EXERCISE GOAL: Pull out all lines from the listing below in which the word "предоставлении" appears.
═══ THE INPUT ═══
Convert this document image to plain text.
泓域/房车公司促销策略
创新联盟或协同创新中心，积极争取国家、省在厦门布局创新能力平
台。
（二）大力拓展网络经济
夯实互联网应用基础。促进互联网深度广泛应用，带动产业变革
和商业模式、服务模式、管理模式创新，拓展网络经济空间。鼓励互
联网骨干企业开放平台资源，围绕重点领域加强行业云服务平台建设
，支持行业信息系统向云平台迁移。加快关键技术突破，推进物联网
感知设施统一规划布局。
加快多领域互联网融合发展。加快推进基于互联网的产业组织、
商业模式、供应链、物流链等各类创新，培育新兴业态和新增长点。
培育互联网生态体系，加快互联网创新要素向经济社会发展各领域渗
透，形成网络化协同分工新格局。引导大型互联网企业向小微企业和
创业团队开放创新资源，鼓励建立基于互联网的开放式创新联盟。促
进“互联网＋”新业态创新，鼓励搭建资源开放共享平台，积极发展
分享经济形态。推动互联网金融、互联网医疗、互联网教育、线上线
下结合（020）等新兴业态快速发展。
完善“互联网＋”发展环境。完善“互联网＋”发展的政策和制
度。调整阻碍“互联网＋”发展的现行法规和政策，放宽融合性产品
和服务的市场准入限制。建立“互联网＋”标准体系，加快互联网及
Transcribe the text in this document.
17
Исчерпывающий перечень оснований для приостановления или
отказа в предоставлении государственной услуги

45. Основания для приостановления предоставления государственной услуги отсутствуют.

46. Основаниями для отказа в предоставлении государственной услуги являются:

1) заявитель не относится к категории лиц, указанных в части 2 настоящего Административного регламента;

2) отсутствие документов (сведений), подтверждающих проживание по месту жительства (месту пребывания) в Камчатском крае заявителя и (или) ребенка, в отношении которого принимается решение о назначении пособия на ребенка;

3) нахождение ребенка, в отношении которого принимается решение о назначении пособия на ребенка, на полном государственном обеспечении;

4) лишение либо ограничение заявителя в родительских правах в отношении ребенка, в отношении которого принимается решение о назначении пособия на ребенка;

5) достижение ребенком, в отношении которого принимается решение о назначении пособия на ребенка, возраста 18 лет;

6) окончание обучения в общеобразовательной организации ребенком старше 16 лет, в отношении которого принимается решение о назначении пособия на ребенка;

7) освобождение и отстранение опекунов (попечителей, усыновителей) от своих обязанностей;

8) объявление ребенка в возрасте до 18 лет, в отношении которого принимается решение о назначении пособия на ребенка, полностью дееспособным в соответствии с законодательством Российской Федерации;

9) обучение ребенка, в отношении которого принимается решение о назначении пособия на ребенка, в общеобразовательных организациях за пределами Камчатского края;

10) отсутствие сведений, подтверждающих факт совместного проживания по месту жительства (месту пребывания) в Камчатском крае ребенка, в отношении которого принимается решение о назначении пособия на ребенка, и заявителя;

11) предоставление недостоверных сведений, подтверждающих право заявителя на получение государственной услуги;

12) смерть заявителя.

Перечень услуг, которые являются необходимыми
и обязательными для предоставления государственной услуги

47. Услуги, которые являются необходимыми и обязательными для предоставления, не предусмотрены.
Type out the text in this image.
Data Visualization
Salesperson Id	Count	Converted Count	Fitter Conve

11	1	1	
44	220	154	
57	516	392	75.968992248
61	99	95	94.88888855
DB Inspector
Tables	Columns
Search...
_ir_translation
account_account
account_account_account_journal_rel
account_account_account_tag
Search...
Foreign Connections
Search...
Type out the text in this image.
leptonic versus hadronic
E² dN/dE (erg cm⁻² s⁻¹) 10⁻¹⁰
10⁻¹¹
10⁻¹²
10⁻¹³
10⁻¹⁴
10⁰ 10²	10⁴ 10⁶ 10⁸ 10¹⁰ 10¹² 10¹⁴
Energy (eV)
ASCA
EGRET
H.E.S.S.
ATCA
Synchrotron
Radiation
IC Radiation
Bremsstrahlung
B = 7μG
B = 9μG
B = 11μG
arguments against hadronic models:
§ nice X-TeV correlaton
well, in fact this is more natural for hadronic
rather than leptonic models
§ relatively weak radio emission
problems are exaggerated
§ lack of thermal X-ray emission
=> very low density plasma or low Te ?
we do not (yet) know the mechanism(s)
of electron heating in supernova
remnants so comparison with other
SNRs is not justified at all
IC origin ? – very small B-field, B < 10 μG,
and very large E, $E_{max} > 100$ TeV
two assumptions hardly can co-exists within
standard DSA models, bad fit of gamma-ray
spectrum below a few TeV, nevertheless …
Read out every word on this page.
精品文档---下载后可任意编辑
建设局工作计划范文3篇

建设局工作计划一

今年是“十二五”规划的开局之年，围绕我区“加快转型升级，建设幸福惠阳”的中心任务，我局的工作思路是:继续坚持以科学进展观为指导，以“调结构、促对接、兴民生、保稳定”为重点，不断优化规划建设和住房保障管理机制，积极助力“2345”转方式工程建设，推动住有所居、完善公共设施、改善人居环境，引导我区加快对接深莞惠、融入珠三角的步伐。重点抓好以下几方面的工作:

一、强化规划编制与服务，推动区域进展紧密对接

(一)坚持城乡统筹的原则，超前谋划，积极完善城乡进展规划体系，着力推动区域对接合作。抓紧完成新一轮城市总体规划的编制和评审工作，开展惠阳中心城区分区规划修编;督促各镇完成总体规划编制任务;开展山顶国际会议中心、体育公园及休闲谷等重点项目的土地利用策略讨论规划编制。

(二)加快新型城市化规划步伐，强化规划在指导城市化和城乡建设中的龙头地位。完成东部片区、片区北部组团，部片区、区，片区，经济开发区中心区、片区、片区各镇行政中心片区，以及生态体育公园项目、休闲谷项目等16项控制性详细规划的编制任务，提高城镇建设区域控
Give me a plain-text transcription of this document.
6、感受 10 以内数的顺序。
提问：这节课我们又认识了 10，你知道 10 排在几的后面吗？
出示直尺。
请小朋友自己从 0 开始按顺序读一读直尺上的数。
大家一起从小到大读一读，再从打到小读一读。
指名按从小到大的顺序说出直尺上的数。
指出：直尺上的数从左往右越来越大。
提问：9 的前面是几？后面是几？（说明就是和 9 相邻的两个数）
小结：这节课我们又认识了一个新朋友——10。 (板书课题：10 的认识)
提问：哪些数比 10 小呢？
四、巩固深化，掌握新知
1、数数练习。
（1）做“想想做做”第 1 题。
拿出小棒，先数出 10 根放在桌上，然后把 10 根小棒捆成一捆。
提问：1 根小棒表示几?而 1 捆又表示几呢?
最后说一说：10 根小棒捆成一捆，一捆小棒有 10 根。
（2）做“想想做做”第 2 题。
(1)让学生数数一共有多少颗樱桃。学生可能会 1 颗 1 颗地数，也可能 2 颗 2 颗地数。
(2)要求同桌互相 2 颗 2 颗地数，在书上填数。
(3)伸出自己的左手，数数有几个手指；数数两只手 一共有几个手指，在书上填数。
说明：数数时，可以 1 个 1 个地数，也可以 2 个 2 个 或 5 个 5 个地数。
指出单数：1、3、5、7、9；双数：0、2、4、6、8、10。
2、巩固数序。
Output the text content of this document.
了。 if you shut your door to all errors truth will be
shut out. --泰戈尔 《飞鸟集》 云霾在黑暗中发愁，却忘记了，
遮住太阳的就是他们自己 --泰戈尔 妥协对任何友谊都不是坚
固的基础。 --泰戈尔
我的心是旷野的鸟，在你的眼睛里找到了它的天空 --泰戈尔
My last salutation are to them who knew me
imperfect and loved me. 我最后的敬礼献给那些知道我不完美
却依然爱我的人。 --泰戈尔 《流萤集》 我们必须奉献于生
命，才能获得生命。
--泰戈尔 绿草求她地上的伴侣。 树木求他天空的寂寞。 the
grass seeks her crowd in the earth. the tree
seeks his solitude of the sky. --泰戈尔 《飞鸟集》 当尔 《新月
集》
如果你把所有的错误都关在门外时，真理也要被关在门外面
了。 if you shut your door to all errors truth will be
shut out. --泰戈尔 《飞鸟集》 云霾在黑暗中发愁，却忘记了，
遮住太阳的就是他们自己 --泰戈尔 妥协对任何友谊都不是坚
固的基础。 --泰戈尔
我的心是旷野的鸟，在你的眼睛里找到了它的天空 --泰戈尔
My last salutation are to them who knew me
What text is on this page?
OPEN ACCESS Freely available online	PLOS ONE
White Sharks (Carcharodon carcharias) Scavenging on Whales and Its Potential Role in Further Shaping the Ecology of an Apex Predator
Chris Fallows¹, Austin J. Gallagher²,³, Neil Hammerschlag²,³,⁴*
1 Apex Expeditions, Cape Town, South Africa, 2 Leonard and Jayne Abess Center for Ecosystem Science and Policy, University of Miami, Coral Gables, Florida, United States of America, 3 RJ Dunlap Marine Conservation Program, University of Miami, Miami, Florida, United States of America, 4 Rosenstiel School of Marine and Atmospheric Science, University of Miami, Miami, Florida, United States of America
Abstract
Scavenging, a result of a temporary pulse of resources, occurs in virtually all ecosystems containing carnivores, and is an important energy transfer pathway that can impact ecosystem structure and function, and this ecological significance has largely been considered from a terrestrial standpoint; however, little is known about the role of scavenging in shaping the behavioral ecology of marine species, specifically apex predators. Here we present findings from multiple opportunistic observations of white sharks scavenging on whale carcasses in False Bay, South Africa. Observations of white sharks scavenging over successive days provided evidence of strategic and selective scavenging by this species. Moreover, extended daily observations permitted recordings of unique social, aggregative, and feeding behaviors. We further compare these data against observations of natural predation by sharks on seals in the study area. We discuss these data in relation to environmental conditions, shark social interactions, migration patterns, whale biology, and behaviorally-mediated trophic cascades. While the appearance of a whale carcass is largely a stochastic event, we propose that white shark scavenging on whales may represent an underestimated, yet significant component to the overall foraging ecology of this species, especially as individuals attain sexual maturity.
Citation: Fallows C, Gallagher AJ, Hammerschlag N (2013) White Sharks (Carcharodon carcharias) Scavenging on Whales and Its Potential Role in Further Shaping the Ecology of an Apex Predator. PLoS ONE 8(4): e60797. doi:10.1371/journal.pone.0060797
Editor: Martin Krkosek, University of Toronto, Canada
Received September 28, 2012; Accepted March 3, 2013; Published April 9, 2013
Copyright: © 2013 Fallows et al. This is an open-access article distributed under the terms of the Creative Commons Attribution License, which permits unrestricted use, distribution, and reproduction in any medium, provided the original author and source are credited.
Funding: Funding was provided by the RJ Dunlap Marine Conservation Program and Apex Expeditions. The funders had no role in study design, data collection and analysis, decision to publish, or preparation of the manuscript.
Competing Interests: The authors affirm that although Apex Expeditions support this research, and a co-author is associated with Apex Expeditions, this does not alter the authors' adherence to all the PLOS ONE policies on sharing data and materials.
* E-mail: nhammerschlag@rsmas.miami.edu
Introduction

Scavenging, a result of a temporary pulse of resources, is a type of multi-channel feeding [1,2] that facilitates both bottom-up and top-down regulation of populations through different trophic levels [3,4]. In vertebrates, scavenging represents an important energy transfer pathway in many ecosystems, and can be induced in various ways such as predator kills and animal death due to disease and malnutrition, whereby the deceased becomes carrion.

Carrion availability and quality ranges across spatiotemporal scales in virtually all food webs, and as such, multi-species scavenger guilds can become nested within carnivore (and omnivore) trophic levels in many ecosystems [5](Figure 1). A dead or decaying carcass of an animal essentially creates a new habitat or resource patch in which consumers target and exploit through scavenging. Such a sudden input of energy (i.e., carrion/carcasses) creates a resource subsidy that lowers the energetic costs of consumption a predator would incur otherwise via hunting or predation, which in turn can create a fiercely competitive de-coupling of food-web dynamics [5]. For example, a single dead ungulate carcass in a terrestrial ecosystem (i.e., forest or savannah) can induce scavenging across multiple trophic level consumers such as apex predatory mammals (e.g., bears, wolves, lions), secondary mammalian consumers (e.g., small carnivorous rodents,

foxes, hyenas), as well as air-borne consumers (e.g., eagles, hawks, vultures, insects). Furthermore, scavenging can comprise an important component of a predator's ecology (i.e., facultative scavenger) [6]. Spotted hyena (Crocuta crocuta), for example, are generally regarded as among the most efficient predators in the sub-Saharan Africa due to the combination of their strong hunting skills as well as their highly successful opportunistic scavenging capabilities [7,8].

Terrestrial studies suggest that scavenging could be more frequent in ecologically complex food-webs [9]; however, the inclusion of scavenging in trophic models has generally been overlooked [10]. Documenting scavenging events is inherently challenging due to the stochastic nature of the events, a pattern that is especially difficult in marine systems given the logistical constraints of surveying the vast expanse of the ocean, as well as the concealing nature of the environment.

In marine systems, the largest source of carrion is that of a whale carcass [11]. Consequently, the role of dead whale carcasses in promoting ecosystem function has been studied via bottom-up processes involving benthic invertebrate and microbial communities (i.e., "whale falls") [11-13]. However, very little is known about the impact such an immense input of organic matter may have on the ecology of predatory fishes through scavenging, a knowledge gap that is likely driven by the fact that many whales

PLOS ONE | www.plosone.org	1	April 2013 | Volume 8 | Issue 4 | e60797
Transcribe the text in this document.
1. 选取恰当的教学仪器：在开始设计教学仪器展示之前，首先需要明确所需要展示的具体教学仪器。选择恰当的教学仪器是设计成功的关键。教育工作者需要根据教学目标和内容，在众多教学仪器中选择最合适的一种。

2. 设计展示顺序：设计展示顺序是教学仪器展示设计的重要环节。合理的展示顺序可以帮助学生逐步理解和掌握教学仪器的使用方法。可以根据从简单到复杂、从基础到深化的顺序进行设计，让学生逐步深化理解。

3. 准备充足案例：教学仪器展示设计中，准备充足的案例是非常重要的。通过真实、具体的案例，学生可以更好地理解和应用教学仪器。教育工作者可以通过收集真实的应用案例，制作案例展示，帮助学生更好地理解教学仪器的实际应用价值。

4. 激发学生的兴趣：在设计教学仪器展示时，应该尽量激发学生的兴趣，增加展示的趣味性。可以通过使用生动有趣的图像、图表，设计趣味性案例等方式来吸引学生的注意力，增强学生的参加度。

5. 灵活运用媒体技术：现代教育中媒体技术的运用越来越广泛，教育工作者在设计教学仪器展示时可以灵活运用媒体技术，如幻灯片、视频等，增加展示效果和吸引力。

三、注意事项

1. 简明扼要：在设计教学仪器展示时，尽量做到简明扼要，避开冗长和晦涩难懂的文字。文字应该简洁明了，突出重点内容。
═══
TASK RESULT:
отказа в предоставлении государственной услуги
46. Основаниями для отказа в предоставлении государственной услуги являются:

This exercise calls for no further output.